_Extracted records:_
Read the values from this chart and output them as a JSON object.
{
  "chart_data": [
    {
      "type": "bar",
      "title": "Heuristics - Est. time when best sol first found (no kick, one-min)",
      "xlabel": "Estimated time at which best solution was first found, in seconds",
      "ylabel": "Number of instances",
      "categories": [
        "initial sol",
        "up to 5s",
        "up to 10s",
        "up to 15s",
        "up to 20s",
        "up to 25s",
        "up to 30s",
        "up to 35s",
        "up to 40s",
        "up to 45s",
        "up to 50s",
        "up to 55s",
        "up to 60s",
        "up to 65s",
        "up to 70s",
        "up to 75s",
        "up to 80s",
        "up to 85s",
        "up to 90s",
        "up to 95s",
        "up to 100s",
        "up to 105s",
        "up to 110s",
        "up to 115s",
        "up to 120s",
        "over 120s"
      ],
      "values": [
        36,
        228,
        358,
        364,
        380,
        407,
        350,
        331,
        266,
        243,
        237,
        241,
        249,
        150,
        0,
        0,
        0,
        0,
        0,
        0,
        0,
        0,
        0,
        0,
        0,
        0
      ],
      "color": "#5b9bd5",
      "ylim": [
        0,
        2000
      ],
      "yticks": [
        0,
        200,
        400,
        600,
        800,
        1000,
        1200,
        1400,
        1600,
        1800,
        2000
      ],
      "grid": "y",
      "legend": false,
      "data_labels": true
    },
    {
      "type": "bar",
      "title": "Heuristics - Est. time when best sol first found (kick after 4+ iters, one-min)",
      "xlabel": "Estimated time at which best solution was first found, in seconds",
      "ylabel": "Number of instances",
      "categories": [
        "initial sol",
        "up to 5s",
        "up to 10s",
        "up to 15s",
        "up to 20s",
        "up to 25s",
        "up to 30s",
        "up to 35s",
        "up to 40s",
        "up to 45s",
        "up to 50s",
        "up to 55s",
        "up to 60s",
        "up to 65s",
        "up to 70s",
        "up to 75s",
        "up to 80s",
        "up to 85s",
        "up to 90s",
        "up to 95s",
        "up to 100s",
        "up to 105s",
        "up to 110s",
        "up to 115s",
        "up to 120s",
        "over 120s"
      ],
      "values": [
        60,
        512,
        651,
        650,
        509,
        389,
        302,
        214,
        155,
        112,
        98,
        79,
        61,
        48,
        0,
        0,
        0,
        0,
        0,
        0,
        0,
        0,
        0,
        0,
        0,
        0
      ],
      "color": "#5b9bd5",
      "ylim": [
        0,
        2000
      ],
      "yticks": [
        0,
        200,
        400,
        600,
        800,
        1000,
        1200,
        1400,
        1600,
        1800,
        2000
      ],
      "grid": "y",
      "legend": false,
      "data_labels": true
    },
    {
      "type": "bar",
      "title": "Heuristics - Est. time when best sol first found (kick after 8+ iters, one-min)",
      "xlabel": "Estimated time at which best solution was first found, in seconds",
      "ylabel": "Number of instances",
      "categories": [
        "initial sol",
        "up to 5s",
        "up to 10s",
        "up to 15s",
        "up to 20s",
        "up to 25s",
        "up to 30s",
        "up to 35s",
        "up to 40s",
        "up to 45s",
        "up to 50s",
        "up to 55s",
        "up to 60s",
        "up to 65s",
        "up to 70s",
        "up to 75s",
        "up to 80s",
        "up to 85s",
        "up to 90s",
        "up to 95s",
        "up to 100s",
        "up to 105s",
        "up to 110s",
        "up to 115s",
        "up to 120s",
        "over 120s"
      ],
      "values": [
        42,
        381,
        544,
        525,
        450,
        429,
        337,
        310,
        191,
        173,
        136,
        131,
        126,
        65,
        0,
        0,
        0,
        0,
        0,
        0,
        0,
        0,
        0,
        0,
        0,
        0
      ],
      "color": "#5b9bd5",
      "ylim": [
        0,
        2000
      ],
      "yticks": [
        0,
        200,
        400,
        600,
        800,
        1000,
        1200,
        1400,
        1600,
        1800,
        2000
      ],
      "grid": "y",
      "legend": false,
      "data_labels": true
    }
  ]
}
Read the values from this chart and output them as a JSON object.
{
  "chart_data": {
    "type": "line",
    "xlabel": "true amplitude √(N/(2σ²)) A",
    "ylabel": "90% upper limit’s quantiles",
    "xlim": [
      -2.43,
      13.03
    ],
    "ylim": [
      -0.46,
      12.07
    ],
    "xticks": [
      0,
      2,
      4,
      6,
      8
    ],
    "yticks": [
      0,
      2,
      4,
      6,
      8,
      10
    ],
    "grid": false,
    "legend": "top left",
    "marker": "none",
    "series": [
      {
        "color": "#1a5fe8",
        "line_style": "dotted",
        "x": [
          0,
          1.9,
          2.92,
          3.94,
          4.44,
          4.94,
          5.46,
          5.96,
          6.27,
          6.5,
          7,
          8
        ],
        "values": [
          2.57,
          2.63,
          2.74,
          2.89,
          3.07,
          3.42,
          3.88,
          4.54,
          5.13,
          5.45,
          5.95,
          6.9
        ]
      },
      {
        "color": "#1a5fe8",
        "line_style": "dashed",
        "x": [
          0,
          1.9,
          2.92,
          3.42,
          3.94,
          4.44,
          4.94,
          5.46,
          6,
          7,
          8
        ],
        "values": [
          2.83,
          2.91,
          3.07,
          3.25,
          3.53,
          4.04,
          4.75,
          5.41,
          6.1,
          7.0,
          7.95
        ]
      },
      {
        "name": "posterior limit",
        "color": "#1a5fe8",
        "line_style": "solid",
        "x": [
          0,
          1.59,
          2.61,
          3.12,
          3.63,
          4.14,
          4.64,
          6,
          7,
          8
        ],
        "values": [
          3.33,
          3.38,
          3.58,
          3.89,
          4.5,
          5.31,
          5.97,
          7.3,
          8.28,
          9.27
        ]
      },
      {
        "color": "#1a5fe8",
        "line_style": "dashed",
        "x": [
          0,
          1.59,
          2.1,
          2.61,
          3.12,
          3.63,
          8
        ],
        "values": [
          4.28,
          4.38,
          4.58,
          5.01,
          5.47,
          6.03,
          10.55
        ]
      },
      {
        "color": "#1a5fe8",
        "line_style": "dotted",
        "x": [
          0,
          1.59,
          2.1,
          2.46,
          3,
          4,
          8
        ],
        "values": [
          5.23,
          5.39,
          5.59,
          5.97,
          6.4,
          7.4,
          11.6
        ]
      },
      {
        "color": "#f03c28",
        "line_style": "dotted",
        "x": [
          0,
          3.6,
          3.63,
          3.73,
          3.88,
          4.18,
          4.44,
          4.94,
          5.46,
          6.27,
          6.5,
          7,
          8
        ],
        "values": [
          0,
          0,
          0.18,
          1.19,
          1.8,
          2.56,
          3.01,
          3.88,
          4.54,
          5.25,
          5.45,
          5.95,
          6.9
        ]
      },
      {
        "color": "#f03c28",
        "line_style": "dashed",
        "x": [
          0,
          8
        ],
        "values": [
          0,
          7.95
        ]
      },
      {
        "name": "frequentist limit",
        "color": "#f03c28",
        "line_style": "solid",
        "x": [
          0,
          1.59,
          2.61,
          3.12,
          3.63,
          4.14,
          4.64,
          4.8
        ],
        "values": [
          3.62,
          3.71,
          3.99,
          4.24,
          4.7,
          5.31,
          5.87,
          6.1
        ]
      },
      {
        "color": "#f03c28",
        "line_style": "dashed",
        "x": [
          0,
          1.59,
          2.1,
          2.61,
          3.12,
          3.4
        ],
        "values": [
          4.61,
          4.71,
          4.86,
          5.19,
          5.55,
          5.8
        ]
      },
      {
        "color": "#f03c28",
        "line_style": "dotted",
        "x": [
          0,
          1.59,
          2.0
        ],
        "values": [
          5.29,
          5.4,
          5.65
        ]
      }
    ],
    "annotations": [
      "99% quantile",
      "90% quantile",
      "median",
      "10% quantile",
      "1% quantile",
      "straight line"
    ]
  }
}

_The task:_ Copy out the material word for word and line for line.

_Correct answer:_
Read the values from this chart and output them as a JSON object.
{
  "chart_data": [
    {
      "type": "bar",
      "title": "Heuristics - Est. time when best sol first found (no kick, one-min)",
      "xlabel": "Estimated time at which best solution was first found, in seconds",
      "ylabel": "Number of instances",
      "categories": [
        "initial sol",
        "up to 5s",
        "up to 10s",
        "up to 15s",
        "up to 20s",
        "up to 25s",
        "up to 30s",
        "up to 35s",
        "up to 40s",
        "up to 45s",
        "up to 50s",
        "up to 55s",
        "up to 60s",
        "up to 65s",
        "up to 70s",
        "up to 75s",
        "up to 80s",
        "up to 85s",
        "up to 90s",
        "up to 95s",
        "up to 100s",
        "up to 105s",
        "up to 110s",
        "up to 115s",
        "up to 120s",
        "over 120s"
      ],
      "values": [
        36,
        228,
        358,
        364,
        380,
        407,
        350,
        331,
        266,
        243,
        237,
        241,
        249,
        150,
        0,
        0,
        0,
        0,
        0,
        0,
        0,
        0,
        0,
        0,
        0,
        0
      ],
      "color": "#5b9bd5",
      "ylim": [
        0,
        2000
      ],
      "yticks": [
        0,
        200,
        400,
        600,
        800,
        1000,
        1200,
        1400,
        1600,
        1800,
        2000
      ],
      "grid": "y",
      "legend": false,
      "data_labels": true
    },
    {
      "type": "bar",
      "title": "Heuristics - Est. time when best sol first found (kick after 4+ iters, one-min)",
      "xlabel": "Estimated time at which best solution was first found, in seconds",
      "ylabel": "Number of instances",
      "categories": [
        "initial sol",
        "up to 5s",
        "up to 10s",
        "up to 15s",
        "up to 20s",
        "up to 25s",
        "up to 30s",
        "up to 35s",
        "up to 40s",
        "up to 45s",
        "up to 50s",
        "up to 55s",
        "up to 60s",
        "up to 65s",
        "up to 70s",
        "up to 75s",
        "up to 80s",
        "up to 85s",
        "up to 90s",
        "up to 95s",
        "up to 100s",
        "up to 105s",
        "up to 110s",
        "up to 115s",
        "up to 120s",
        "over 120s"
      ],
      "values": [
        60,
        512,
        651,
        650,
        509,
        389,
        302,
        214,
        155,
        112,
        98,
        79,
        61,
        48,
        0,
        0,
        0,
        0,
        0,
        0,
        0,
        0,
        0,
        0,
        0,
        0
      ],
      "color": "#5b9bd5",
      "ylim": [
        0,
        2000
      ],
      "yticks": [
        0,
        200,
        400,
        600,
        800,
        1000,
        1200,
        1400,
        1600,
        1800,
        2000
      ],
      "grid": "y",
      "legend": false,
      "data_labels": true
    },
    {
      "type": "bar",
      "title": "Heuristics - Est. time when best sol first found (kick after 8+ iters, one-min)",
      "xlabel": "Estimated time at which best solution was first found, in seconds",
      "ylabel": "Number of instances",
      "categories": [
        "initial sol",
        "up to 5s",
        "up to 10s",
        "up to 15s",
        "up to 20s",
        "up to 25s",
        "up to 30s",
        "up to 35s",
        "up to 40s",
        "up to 45s",
        "up to 50s",
        "up to 55s",
        "up to 60s",
        "up to 65s",
        "up to 70s",
        "up to 75s",
        "up to 80s",
        "up to 85s",
        "up to 90s",
        "up to 95s",
        "up to 100s",
        "up to 105s",
        "up to 110s",
        "up to 115s",
        "up to 120s",
        "over 120s"
      ],
      "values": [
        42,
        381,
        544,
        525,
        450,
        429,
        337,
        310,
        191,
        173,
        136,
        131,
        126,
        65,
        0,
        0,
        0,
        0,
        0,
        0,
        0,
        0,
        0,
        0,
        0,
        0
      ],
      "color": "#5b9bd5",
      "ylim": [
        0,
        2000
      ],
      "yticks": [
        0,
        200,
        400,
        600,
        800,
        1000,
        1200,
        1400,
        1600,
        1800,
        2000
      ],
      "grid": "y",
      "legend": false,
      "data_labels": true
    }
  ]
}
Read the values from this chart and output them as a JSON object.
{
  "chart_data": {
    "type": "line",
    "xlabel": "true amplitude √(N/(2σ²)) A",
    "ylabel": "90% upper limit’s quantiles",
    "xlim": [
      -2.43,
      13.03
    ],
    "ylim": [
      -0.46,
      12.07
    ],
    "xticks": [
      0,
      2,
      4,
      6,
      8
    ],
    "yticks": [
      0,
      2,
      4,
      6,
      8,
      10
    ],
    "grid": false,
    "legend": "top left",
    "marker": "none",
    "series": [
      {
        "color": "#1a5fe8",
        "line_style": "dotted",
        "x": [
          0,
          1.9,
          2.92,
          3.94,
          4.44,
          4.94,
          5.46,
          5.96,
          6.27,
          6.5,
          7,
          8
        ],
        "values": [
          2.57,
          2.63,
          2.74,
          2.89,
          3.07,
          3.42,
          3.88,
          4.54,
          5.13,
          5.45,
          5.95,
          6.9
        ]
      },
      {
        "color": "#1a5fe8",
        "line_style": "dashed",
        "x": [
          0,
          1.9,
          2.92,
          3.42,
          3.94,
          4.44,
          4.94,
          5.46,
          6,
          7,
          8
        ],
        "values": [
          2.83,
          2.91,
          3.07,
          3.25,
          3.53,
          4.04,
          4.75,
          5.41,
          6.1,
          7.0,
          7.95
        ]
      },
      {
        "name": "posterior limit",
        "color": "#1a5fe8",
        "line_style": "solid",
        "x": [
          0,
          1.59,
          2.61,
          3.12,
          3.63,
          4.14,
          4.64,
          6,
          7,
          8
        ],
        "values": [
          3.33,
          3.38,
          3.58,
          3.89,
          4.5,
          5.31,
          5.97,
          7.3,
          8.28,
          9.27
        ]
      },
      {
        "color": "#1a5fe8",
        "line_style": "dashed",
        "x": [
          0,
          1.59,
          2.1,
          2.61,
          3.12,
          3.63,
          8
        ],
        "values": [
          4.28,
          4.38,
          4.58,
          5.01,
          5.47,
          6.03,
          10.55
        ]
      },
      {
        "color": "#1a5fe8",
        "line_style": "dotted",
        "x": [
          0,
          1.59,
          2.1,
          2.46,
          3,
          4,
          8
        ],
        "values": [
          5.23,
          5.39,
          5.59,
          5.97,
          6.4,
          7.4,
          11.6
        ]
      },
      {
        "color": "#f03c28",
        "line_style": "dotted",
        "x": [
          0,
          3.6,
          3.63,
          3.73,
          3.88,
          4.18,
          4.44,
          4.94,
          5.46,
          6.27,
          6.5,
          7,
          8
        ],
        "values": [
          0,
          0,
          0.18,
          1.19,
          1.8,
          2.56,
          3.01,
          3.88,
          4.54,
          5.25,
          5.45,
          5.95,
          6.9
        ]
      },
      {
        "color": "#f03c28",
        "line_style": "dashed",
        "x": [
          0,
          8
        ],
        "values": [
          0,
          7.95
        ]
      },
      {
        "name": "frequentist limit",
        "color": "#f03c28",
        "line_style": "solid",
        "x": [
          0,
          1.59,
          2.61,
          3.12,
          3.63,
          4.14,
          4.64,
          4.8
        ],
        "values": [
          3.62,
          3.71,
          3.99,
          4.24,
          4.7,
          5.31,
          5.87,
          6.1
        ]
      },
      {
        "color": "#f03c28",
        "line_style": "dashed",
        "x": [
          0,
          1.59,
          2.1,
          2.61,
          3.12,
          3.4
        ],
        "values": [
          4.61,
          4.71,
          4.86,
          5.19,
          5.55,
          5.8
        ]
      },
      {
        "color": "#f03c28",
        "line_style": "dotted",
        "x": [
          0,
          1.59,
          2.0
        ],
        "values": [
          5.29,
          5.4,
          5.65
        ]
      }
    ],
    "annotations": [
      "99% quantile",
      "90% quantile",
      "median",
      "10% quantile",
      "1% quantile",
      "straight line"
    ]
  }
}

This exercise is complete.